## BEGIN Data extract
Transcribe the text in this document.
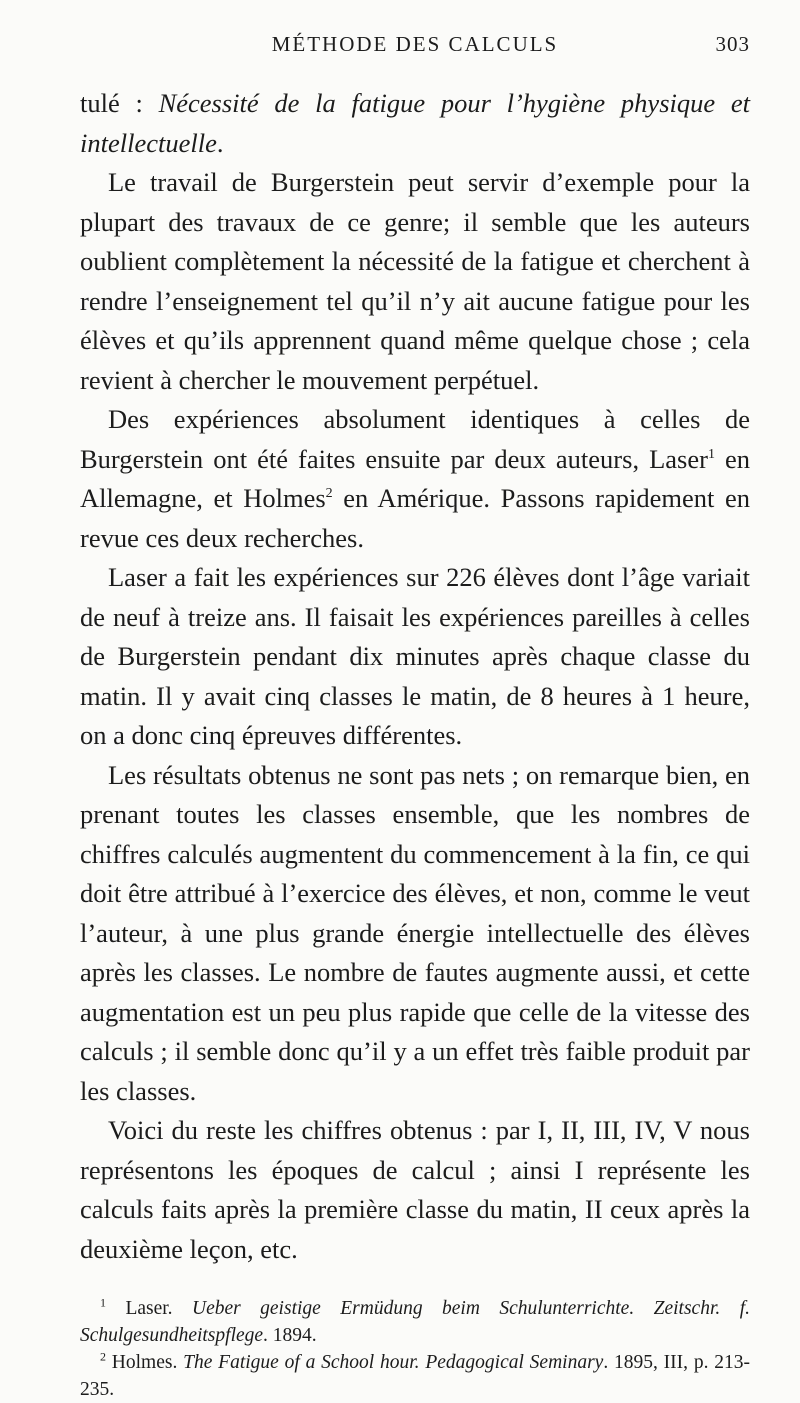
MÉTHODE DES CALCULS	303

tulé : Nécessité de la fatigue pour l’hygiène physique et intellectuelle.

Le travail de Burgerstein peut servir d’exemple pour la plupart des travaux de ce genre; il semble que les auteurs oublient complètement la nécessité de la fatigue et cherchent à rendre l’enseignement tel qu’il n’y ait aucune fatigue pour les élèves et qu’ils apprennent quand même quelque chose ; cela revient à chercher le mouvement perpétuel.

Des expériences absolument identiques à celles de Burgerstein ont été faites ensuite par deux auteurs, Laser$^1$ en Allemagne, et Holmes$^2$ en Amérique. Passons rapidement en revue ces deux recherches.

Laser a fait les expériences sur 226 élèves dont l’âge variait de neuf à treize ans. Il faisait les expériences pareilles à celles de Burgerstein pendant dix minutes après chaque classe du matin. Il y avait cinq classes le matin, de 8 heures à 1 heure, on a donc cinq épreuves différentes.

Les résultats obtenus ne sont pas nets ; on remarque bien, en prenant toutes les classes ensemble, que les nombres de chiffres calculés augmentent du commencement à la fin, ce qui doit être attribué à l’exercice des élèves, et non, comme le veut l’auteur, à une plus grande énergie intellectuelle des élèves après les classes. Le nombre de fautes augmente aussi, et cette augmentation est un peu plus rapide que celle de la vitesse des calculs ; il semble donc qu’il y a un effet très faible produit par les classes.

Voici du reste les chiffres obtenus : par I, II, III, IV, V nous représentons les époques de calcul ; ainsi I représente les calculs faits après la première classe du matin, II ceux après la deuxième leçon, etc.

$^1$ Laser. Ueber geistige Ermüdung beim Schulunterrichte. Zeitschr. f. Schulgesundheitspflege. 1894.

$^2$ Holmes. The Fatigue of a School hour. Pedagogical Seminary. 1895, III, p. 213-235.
## END Data extract
Task instructions
Omit the pictures and reproduce the listing exactly.

Answer to the problem
Transcribe the text in this document.
MÉTHODE DES CALCULS	303

tulé : Nécessité de la fatigue pour l’hygiène physique et intellectuelle.

Le travail de Burgerstein peut servir d’exemple pour la plupart des travaux de ce genre; il semble que les auteurs oublient complètement la nécessité de la fatigue et cherchent à rendre l’enseignement tel qu’il n’y ait aucune fatigue pour les élèves et qu’ils apprennent quand même quelque chose ; cela revient à chercher le mouvement perpétuel.

Des expériences absolument identiques à celles de Burgerstein ont été faites ensuite par deux auteurs, Laser$^1$ en Allemagne, et Holmes$^2$ en Amérique. Passons rapidement en revue ces deux recherches.

Laser a fait les expériences sur 226 élèves dont l’âge variait de neuf à treize ans. Il faisait les expériences pareilles à celles de Burgerstein pendant dix minutes après chaque classe du matin. Il y avait cinq classes le matin, de 8 heures à 1 heure, on a donc cinq épreuves différentes.

Les résultats obtenus ne sont pas nets ; on remarque bien, en prenant toutes les classes ensemble, que les nombres de chiffres calculés augmentent du commencement à la fin, ce qui doit être attribué à l’exercice des élèves, et non, comme le veut l’auteur, à une plus grande énergie intellectuelle des élèves après les classes. Le nombre de fautes augmente aussi, et cette augmentation est un peu plus rapide que celle de la vitesse des calculs ; il semble donc qu’il y a un effet très faible produit par les classes.

Voici du reste les chiffres obtenus : par I, II, III, IV, V nous représentons les époques de calcul ; ainsi I représente les calculs faits après la première classe du matin, II ceux après la deuxième leçon, etc.

$^1$ Laser. Ueber geistige Ermüdung beim Schulunterrichte. Zeitschr. f. Schulgesundheitspflege. 1894.

$^2$ Holmes. The Fatigue of a School hour. Pedagogical Seminary. 1895, III, p. 213-235.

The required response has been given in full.